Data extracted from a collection

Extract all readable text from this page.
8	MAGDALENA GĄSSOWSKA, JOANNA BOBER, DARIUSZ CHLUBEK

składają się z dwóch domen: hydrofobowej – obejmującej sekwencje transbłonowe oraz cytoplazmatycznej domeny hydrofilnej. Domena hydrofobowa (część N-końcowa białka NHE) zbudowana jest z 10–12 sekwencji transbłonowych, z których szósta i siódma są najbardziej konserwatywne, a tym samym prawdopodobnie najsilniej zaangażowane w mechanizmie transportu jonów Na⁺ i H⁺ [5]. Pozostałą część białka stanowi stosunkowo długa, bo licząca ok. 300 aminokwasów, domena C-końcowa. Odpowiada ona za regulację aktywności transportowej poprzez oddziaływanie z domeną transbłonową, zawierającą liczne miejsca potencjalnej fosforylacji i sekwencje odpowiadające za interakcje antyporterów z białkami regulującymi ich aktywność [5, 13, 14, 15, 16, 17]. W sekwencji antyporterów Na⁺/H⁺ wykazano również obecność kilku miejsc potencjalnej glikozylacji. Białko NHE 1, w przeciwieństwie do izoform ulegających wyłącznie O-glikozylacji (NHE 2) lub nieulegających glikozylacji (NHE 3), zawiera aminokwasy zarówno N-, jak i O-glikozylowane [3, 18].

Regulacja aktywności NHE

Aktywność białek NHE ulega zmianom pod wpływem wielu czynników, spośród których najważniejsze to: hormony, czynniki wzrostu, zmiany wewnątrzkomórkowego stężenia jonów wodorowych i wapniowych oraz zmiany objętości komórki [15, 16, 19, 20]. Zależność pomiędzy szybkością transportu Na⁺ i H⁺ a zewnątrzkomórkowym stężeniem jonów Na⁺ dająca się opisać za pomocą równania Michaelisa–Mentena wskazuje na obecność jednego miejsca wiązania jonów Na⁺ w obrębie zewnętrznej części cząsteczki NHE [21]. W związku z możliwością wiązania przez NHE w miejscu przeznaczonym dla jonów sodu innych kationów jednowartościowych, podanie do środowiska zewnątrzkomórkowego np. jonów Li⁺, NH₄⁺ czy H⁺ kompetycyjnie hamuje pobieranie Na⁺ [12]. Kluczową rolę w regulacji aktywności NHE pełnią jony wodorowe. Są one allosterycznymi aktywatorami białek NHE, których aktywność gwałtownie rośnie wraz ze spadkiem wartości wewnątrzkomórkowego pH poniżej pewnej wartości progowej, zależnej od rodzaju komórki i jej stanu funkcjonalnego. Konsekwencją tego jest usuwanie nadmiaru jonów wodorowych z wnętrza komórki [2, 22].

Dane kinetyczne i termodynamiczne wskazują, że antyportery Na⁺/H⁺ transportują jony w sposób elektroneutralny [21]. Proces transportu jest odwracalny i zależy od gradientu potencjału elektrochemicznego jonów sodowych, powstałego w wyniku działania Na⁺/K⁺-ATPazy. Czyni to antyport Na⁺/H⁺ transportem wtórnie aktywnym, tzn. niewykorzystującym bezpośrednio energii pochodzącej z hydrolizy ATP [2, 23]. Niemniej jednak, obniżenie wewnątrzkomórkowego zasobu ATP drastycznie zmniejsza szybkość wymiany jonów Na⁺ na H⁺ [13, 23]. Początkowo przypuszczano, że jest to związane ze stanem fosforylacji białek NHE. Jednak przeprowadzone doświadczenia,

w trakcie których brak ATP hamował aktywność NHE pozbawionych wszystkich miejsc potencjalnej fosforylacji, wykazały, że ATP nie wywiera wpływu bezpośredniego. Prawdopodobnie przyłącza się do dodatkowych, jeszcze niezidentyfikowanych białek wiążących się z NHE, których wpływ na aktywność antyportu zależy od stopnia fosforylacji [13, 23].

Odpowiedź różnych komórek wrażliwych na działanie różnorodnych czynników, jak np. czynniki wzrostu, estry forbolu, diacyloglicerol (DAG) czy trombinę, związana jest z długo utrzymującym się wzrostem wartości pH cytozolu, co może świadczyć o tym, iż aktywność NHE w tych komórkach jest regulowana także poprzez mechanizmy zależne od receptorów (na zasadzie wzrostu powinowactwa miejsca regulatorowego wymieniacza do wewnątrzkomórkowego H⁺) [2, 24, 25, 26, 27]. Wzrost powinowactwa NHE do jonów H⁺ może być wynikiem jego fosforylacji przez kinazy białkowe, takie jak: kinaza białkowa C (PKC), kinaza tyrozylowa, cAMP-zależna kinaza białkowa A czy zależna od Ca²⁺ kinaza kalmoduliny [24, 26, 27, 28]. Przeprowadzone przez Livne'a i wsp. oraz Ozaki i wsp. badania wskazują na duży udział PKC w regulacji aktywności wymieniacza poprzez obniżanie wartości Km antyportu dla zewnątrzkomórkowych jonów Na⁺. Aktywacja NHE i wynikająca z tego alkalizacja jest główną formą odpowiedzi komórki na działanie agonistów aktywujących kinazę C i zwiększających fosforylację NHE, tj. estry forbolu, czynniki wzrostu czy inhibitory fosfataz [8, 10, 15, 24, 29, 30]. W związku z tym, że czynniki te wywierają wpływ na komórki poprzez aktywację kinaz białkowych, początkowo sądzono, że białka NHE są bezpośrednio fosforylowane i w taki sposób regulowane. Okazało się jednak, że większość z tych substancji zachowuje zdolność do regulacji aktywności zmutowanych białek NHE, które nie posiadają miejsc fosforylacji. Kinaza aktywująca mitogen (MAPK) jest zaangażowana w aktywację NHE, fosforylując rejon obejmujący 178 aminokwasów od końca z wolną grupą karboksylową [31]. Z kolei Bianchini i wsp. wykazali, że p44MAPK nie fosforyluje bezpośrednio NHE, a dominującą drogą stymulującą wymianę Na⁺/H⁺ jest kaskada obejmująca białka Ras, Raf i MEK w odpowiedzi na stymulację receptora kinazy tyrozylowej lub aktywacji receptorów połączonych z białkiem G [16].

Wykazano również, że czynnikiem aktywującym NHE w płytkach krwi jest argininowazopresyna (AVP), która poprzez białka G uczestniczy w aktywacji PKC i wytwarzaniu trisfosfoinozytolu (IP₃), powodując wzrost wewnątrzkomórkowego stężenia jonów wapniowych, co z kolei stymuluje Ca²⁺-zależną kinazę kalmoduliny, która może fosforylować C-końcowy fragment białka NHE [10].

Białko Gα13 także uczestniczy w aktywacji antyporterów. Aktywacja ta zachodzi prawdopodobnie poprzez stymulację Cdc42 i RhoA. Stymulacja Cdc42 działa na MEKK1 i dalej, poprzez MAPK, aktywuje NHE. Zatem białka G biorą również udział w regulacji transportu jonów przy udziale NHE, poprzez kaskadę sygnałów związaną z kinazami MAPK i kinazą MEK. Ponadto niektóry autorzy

Aim of the task :: Repeat all the entries exactly as given.

Exercise result ::
Extract all readable text from this page.
8	MAGDALENA GĄSSOWSKA, JOANNA BOBER, DARIUSZ CHLUBEK

składają się z dwóch domen: hydrofobowej – obejmującej sekwencje transbłonowe oraz cytoplazmatycznej domeny hydrofilnej. Domena hydrofobowa (część N-końcowa białka NHE) zbudowana jest z 10–12 sekwencji transbłonowych, z których szósta i siódma są najbardziej konserwatywne, a tym samym prawdopodobnie najsilniej zaangażowane w mechanizmie transportu jonów Na⁺ i H⁺ [5]. Pozostałą część białka stanowi stosunkowo długa, bo licząca ok. 300 aminokwasów, domena C-końcowa. Odpowiada ona za regulację aktywności transportowej poprzez oddziaływanie z domeną transbłonową, zawierającą liczne miejsca potencjalnej fosforylacji i sekwencje odpowiadające za interakcje antyporterów z białkami regulującymi ich aktywność [5, 13, 14, 15, 16, 17]. W sekwencji antyporterów Na⁺/H⁺ wykazano również obecność kilku miejsc potencjalnej glikozylacji. Białko NHE 1, w przeciwieństwie do izoform ulegających wyłącznie O-glikozylacji (NHE 2) lub nieulegających glikozylacji (NHE 3), zawiera aminokwasy zarówno N-, jak i O-glikozylowane [3, 18].

Regulacja aktywności NHE

Aktywność białek NHE ulega zmianom pod wpływem wielu czynników, spośród których najważniejsze to: hormony, czynniki wzrostu, zmiany wewnątrzkomórkowego stężenia jonów wodorowych i wapniowych oraz zmiany objętości komórki [15, 16, 19, 20]. Zależność pomiędzy szybkością transportu Na⁺ i H⁺ a zewnątrzkomórkowym stężeniem jonów Na⁺ dająca się opisać za pomocą równania Michaelisa–Mentena wskazuje na obecność jednego miejsca wiązania jonów Na⁺ w obrębie zewnętrznej części cząsteczki NHE [21]. W związku z możliwością wiązania przez NHE w miejscu przeznaczonym dla jonów sodu innych kationów jednowartościowych, podanie do środowiska zewnątrzkomórkowego np. jonów Li⁺, NH₄⁺ czy H⁺ kompetycyjnie hamuje pobieranie Na⁺ [12]. Kluczową rolę w regulacji aktywności NHE pełnią jony wodorowe. Są one allosterycznymi aktywatorami białek NHE, których aktywność gwałtownie rośnie wraz ze spadkiem wartości wewnątrzkomórkowego pH poniżej pewnej wartości progowej, zależnej od rodzaju komórki i jej stanu funkcjonalnego. Konsekwencją tego jest usuwanie nadmiaru jonów wodorowych z wnętrza komórki [2, 22].

Dane kinetyczne i termodynamiczne wskazują, że antyportery Na⁺/H⁺ transportują jony w sposób elektroneutralny [21]. Proces transportu jest odwracalny i zależy od gradientu potencjału elektrochemicznego jonów sodowych, powstałego w wyniku działania Na⁺/K⁺-ATPazy. Czyni to antyport Na⁺/H⁺ transportem wtórnie aktywnym, tzn. niewykorzystującym bezpośrednio energii pochodzącej z hydrolizy ATP [2, 23]. Niemniej jednak, obniżenie wewnątrzkomórkowego zasobu ATP drastycznie zmniejsza szybkość wymiany jonów Na⁺ na H⁺ [13, 23]. Początkowo przypuszczano, że jest to związane ze stanem fosforylacji białek NHE. Jednak przeprowadzone doświadczenia,

w trakcie których brak ATP hamował aktywność NHE pozbawionych wszystkich miejsc potencjalnej fosforylacji, wykazały, że ATP nie wywiera wpływu bezpośredniego. Prawdopodobnie przyłącza się do dodatkowych, jeszcze niezidentyfikowanych białek wiążących się z NHE, których wpływ na aktywność antyportu zależy od stopnia fosforylacji [13, 23].

Odpowiedź różnych komórek wrażliwych na działanie różnorodnych czynników, jak np. czynniki wzrostu, estry forbolu, diacyloglicerol (DAG) czy trombinę, związana jest z długo utrzymującym się wzrostem wartości pH cytozolu, co może świadczyć o tym, iż aktywność NHE w tych komórkach jest regulowana także poprzez mechanizmy zależne od receptorów (na zasadzie wzrostu powinowactwa miejsca regulatorowego wymieniacza do wewnątrzkomórkowego H⁺) [2, 24, 25, 26, 27]. Wzrost powinowactwa NHE do jonów H⁺ może być wynikiem jego fosforylacji przez kinazy białkowe, takie jak: kinaza białkowa C (PKC), kinaza tyrozylowa, cAMP-zależna kinaza białkowa A czy zależna od Ca²⁺ kinaza kalmoduliny [24, 26, 27, 28]. Przeprowadzone przez Livne'a i wsp. oraz Ozaki i wsp. badania wskazują na duży udział PKC w regulacji aktywności wymieniacza poprzez obniżanie wartości Km antyportu dla zewnątrzkomórkowych jonów Na⁺. Aktywacja NHE i wynikająca z tego alkalizacja jest główną formą odpowiedzi komórki na działanie agonistów aktywujących kinazę C i zwiększających fosforylację NHE, tj. estry forbolu, czynniki wzrostu czy inhibitory fosfataz [8, 10, 15, 24, 29, 30]. W związku z tym, że czynniki te wywierają wpływ na komórki poprzez aktywację kinaz białkowych, początkowo sądzono, że białka NHE są bezpośrednio fosforylowane i w taki sposób regulowane. Okazało się jednak, że większość z tych substancji zachowuje zdolność do regulacji aktywności zmutowanych białek NHE, które nie posiadają miejsc fosforylacji. Kinaza aktywująca mitogen (MAPK) jest zaangażowana w aktywację NHE, fosforylując rejon obejmujący 178 aminokwasów od końca z wolną grupą karboksylową [31]. Z kolei Bianchini i wsp. wykazali, że p44MAPK nie fosforyluje bezpośrednio NHE, a dominującą drogą stymulującą wymianę Na⁺/H⁺ jest kaskada obejmująca białka Ras, Raf i MEK w odpowiedzi na stymulację receptora kinazy tyrozylowej lub aktywacji receptorów połączonych z białkiem G [16].

Wykazano również, że czynnikiem aktywującym NHE w płytkach krwi jest argininowazopresyna (AVP), która poprzez białka G uczestniczy w aktywacji PKC i wytwarzaniu trisfosfoinozytolu (IP₃), powodując wzrost wewnątrzkomórkowego stężenia jonów wapniowych, co z kolei stymuluje Ca²⁺-zależną kinazę kalmoduliny, która może fosforylować C-końcowy fragment białka NHE [10].

Białko Gα13 także uczestniczy w aktywacji antyporterów. Aktywacja ta zachodzi prawdopodobnie poprzez stymulację Cdc42 i RhoA. Stymulacja Cdc42 działa na MEKK1 i dalej, poprzez MAPK, aktywuje NHE. Zatem białka G biorą również udział w regulacji transportu jonów przy udziale NHE, poprzez kaskadę sygnałów związaną z kinazami MAPK i kinazą MEK. Ponadto niektóry autorzy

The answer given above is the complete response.